(WRITTEN PROBLEM): Quote every line as written. Omit pictures.

Collected data
########################################

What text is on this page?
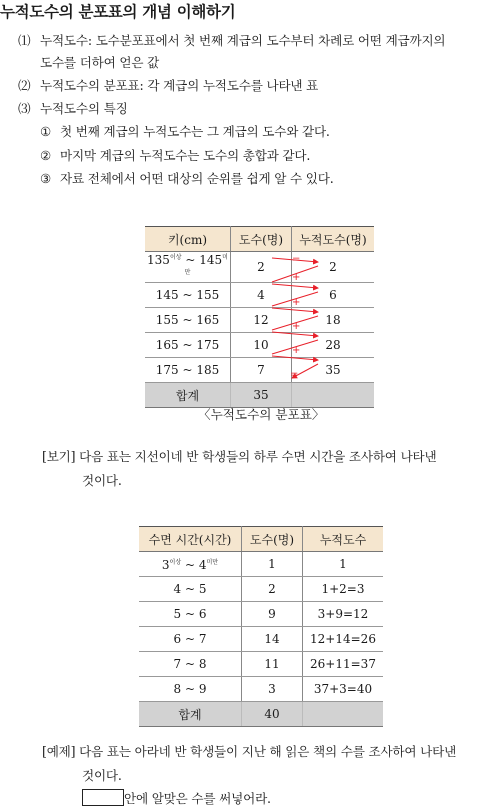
누적도수의 분포표의 개념 이해하기
⑴ 누적도수: 도수분포표에서 첫 번째 계급의 도수부터 차례로 어떤 계급까지의
도수를 더하여 얻은 값
⑵ 누적도수의 분포표: 각 계급의 누적도수를 나타낸 표
⑶ 누적도수의 특징
① 첫 번째 계급의 누적도수는 그 계급의 도수와 같다.
② 마지막 계급의 누적도수는 도수의 총합과 같다.
③ 자료 전체에서 어떤 대상의 순위를 쉽게 알 수 있다.
키(cm)	도수(명)	누적도수(명)
$135^{이상}$ ~ $145^{미만}$	2	2
145 ~ 155	4	6
155 ~ 165	12	18
165 ~ 175	10	28
175 ~ 185	7	35
합계	35	
=
+
+
+
+
=
〈누적도수의 분포표〉
[보기] 다음 표는 지선이네 반 학생들의 하루 수면 시간을 조사하여 나타낸
것이다.
수면 시간(시간)	도수(명)	누적도수
$3^{이상}$ ~ $4^{미만}$	1	1
4 ~ 5	2	1+2=3
5 ~ 6	9	3+9=12
6 ~ 7	14	12+14=26
7 ~ 8	11	26+11=37
8 ~ 9	3	37+3=40
합계	40	
[예제] 다음 표는 아라네 반 학생들이 지난 해 읽은 책의 수를 조사하여 나타낸
것이다.
안에 알맞은 수를 써넣어라.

########################################

(RESULT OF THIS TASK):
What text is on this page?
누적도수의 분포표의 개념 이해하기
⑴ 누적도수: 도수분포표에서 첫 번째 계급의 도수부터 차례로 어떤 계급까지의
도수를 더하여 얻은 값
⑵ 누적도수의 분포표: 각 계급의 누적도수를 나타낸 표
⑶ 누적도수의 특징
① 첫 번째 계급의 누적도수는 그 계급의 도수와 같다.
② 마지막 계급의 누적도수는 도수의 총합과 같다.
③ 자료 전체에서 어떤 대상의 순위를 쉽게 알 수 있다.
키(cm)	도수(명)	누적도수(명)
$135^{이상}$ ~ $145^{미만}$	2	2
145 ~ 155	4	6
155 ~ 165	12	18
165 ~ 175	10	28
175 ~ 185	7	35
합계	35	
=
+
+
+
+
=
〈누적도수의 분포표〉
[보기] 다음 표는 지선이네 반 학생들의 하루 수면 시간을 조사하여 나타낸
것이다.
수면 시간(시간)	도수(명)	누적도수
$3^{이상}$ ~ $4^{미만}$	1	1
4 ~ 5	2	1+2=3
5 ~ 6	9	3+9=12
6 ~ 7	14	12+14=26
7 ~ 8	11	26+11=37
8 ~ 9	3	37+3=40
합계	40	
[예제] 다음 표는 아라네 반 학생들이 지난 해 읽은 책의 수를 조사하여 나타낸
것이다.
안에 알맞은 수를 써넣어라.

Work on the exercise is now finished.